__Directive__: Extract every record, keeping each one exactly as it is.

__Data to process__:
* Start *

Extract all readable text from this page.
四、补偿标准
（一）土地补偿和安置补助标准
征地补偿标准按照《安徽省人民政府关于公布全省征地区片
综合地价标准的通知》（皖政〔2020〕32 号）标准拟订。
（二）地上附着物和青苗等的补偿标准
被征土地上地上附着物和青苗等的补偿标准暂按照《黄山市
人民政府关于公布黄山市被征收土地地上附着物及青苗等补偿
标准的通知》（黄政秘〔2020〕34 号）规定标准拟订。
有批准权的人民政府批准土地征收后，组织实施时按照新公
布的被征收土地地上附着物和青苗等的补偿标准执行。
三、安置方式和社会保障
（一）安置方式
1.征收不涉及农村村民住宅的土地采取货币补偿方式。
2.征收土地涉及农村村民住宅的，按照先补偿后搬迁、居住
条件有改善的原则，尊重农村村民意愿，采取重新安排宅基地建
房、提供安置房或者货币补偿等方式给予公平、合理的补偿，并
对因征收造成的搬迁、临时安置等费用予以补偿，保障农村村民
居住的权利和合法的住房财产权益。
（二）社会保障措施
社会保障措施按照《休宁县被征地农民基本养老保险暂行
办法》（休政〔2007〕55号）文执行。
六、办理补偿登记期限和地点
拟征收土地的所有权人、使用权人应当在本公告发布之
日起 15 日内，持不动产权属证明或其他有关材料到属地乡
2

* End *

__Response__:
Extract all readable text from this page.
四、补偿标准
（一）土地补偿和安置补助标准
征地补偿标准按照《安徽省人民政府关于公布全省征地区片
综合地价标准的通知》（皖政〔2020〕32 号）标准拟订。
（二）地上附着物和青苗等的补偿标准
被征土地上地上附着物和青苗等的补偿标准暂按照《黄山市
人民政府关于公布黄山市被征收土地地上附着物及青苗等补偿
标准的通知》（黄政秘〔2020〕34 号）规定标准拟订。
有批准权的人民政府批准土地征收后，组织实施时按照新公
布的被征收土地地上附着物和青苗等的补偿标准执行。
三、安置方式和社会保障
（一）安置方式
1.征收不涉及农村村民住宅的土地采取货币补偿方式。
2.征收土地涉及农村村民住宅的，按照先补偿后搬迁、居住
条件有改善的原则，尊重农村村民意愿，采取重新安排宅基地建
房、提供安置房或者货币补偿等方式给予公平、合理的补偿，并
对因征收造成的搬迁、临时安置等费用予以补偿，保障农村村民
居住的权利和合法的住房财产权益。
（二）社会保障措施
社会保障措施按照《休宁县被征地农民基本养老保险暂行
办法》（休政〔2007〕55号）文执行。
六、办理补偿登记期限和地点
拟征收土地的所有权人、使用权人应当在本公告发布之
日起 15 日内，持不动产权属证明或其他有关材料到属地乡
2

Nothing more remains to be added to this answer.